THE RECORDS:
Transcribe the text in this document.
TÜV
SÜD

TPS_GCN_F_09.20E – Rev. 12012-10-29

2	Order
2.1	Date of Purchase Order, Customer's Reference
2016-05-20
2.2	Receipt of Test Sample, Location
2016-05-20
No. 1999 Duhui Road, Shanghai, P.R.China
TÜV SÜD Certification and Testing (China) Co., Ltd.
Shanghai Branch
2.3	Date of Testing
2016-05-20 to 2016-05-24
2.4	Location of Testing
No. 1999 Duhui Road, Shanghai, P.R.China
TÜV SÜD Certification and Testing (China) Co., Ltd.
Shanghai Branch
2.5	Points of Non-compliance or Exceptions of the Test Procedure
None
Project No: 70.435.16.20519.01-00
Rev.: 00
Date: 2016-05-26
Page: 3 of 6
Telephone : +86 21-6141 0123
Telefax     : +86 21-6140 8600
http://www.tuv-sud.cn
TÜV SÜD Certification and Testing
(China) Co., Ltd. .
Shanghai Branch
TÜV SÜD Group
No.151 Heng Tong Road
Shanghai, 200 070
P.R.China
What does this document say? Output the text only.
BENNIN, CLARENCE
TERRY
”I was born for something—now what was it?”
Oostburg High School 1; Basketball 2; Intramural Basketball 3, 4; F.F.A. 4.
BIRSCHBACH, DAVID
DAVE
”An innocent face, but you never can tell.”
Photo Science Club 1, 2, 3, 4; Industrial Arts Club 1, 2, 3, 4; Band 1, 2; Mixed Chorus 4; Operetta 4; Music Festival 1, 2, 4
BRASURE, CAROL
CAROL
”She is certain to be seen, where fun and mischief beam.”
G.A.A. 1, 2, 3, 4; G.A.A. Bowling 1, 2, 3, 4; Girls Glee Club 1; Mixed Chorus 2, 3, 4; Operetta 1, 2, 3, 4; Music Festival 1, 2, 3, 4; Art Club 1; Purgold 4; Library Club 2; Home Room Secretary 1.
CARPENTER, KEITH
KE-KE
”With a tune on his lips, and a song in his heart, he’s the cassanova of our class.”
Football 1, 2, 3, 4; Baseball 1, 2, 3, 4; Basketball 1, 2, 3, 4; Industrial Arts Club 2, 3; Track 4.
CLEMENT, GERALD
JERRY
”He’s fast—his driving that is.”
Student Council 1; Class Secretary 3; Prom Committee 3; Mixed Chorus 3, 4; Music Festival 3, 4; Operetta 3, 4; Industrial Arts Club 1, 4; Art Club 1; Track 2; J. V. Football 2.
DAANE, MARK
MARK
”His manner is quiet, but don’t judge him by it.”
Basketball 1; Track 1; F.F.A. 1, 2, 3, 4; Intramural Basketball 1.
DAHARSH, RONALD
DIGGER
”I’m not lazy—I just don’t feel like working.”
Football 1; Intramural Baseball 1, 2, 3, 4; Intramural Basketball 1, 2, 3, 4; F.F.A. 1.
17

STATED PROBLEM: Extract the full listing and reproduce each line exactly.

OUTPUT:
Transcribe the text in this document.
TÜV
SÜD

TPS_GCN_F_09.20E – Rev. 12012-10-29

2	Order
2.1	Date of Purchase Order, Customer's Reference
2016-05-20
2.2	Receipt of Test Sample, Location
2016-05-20
No. 1999 Duhui Road, Shanghai, P.R.China
TÜV SÜD Certification and Testing (China) Co., Ltd.
Shanghai Branch
2.3	Date of Testing
2016-05-20 to 2016-05-24
2.4	Location of Testing
No. 1999 Duhui Road, Shanghai, P.R.China
TÜV SÜD Certification and Testing (China) Co., Ltd.
Shanghai Branch
2.5	Points of Non-compliance or Exceptions of the Test Procedure
None
Project No: 70.435.16.20519.01-00
Rev.: 00
Date: 2016-05-26
Page: 3 of 6
Telephone : +86 21-6141 0123
Telefax     : +86 21-6140 8600
http://www.tuv-sud.cn
TÜV SÜD Certification and Testing
(China) Co., Ltd. .
Shanghai Branch
TÜV SÜD Group
No.151 Heng Tong Road
Shanghai, 200 070
P.R.China
What does this document say? Output the text only.
BENNIN, CLARENCE
TERRY
”I was born for something—now what was it?”
Oostburg High School 1; Basketball 2; Intramural Basketball 3, 4; F.F.A. 4.
BIRSCHBACH, DAVID
DAVE
”An innocent face, but you never can tell.”
Photo Science Club 1, 2, 3, 4; Industrial Arts Club 1, 2, 3, 4; Band 1, 2; Mixed Chorus 4; Operetta 4; Music Festival 1, 2, 4
BRASURE, CAROL
CAROL
”She is certain to be seen, where fun and mischief beam.”
G.A.A. 1, 2, 3, 4; G.A.A. Bowling 1, 2, 3, 4; Girls Glee Club 1; Mixed Chorus 2, 3, 4; Operetta 1, 2, 3, 4; Music Festival 1, 2, 3, 4; Art Club 1; Purgold 4; Library Club 2; Home Room Secretary 1.
CARPENTER, KEITH
KE-KE
”With a tune on his lips, and a song in his heart, he’s the cassanova of our class.”
Football 1, 2, 3, 4; Baseball 1, 2, 3, 4; Basketball 1, 2, 3, 4; Industrial Arts Club 2, 3; Track 4.
CLEMENT, GERALD
JERRY
”He’s fast—his driving that is.”
Student Council 1; Class Secretary 3; Prom Committee 3; Mixed Chorus 3, 4; Music Festival 3, 4; Operetta 3, 4; Industrial Arts Club 1, 4; Art Club 1; Track 2; J. V. Football 2.
DAANE, MARK
MARK
”His manner is quiet, but don’t judge him by it.”
Basketball 1; Track 1; F.F.A. 1, 2, 3, 4; Intramural Basketball 1.
DAHARSH, RONALD
DIGGER
”I’m not lazy—I just don’t feel like working.”
Football 1; Intramural Baseball 1, 2, 3, 4; Intramural Basketball 1, 2, 3, 4; F.F.A. 1.
17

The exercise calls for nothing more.